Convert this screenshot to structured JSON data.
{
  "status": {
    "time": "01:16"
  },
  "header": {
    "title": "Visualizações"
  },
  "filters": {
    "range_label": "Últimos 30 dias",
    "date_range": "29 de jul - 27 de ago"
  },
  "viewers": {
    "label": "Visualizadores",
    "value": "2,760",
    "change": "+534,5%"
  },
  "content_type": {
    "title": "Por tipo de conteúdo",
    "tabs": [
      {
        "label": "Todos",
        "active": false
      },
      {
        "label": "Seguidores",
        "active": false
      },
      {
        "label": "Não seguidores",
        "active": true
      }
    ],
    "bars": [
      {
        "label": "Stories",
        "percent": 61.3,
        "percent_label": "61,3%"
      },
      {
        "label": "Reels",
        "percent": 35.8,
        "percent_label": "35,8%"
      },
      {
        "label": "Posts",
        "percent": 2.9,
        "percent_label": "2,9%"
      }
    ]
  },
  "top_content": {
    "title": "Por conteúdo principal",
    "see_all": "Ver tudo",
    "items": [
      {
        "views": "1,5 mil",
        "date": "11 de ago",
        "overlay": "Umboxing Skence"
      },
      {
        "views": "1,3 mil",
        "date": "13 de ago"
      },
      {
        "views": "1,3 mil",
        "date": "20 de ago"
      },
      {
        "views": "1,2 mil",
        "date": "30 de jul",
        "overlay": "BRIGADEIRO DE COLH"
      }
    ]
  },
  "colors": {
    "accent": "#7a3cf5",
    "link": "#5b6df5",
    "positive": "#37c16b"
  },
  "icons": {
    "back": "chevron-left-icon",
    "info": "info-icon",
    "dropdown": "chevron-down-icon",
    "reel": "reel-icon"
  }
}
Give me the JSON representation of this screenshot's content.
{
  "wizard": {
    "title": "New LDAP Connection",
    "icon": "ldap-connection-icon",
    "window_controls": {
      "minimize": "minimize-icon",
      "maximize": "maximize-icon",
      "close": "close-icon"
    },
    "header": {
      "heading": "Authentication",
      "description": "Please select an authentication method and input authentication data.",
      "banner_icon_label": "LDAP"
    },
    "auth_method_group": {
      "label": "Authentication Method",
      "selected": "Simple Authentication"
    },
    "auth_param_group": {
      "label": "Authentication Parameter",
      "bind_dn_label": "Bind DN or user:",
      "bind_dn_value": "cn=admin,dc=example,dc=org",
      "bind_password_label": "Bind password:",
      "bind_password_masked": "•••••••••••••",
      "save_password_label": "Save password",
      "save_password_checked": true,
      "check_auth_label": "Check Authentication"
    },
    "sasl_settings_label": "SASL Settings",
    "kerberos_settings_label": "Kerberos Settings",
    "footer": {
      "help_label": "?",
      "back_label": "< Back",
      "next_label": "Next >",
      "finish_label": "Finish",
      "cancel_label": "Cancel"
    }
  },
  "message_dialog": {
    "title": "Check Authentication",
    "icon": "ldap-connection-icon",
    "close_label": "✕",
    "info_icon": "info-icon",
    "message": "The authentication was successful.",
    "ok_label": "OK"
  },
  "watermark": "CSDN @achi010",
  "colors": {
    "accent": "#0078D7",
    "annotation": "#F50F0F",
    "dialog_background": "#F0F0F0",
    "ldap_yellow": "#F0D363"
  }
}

------------------------------------------------

▸ Set task:
From the entries above, extract every line where the word "overlay" appears.

▸ Full solution:
        "overlay": "Umboxing Skence"
        "overlay": "BRIGADEIRO DE COLH"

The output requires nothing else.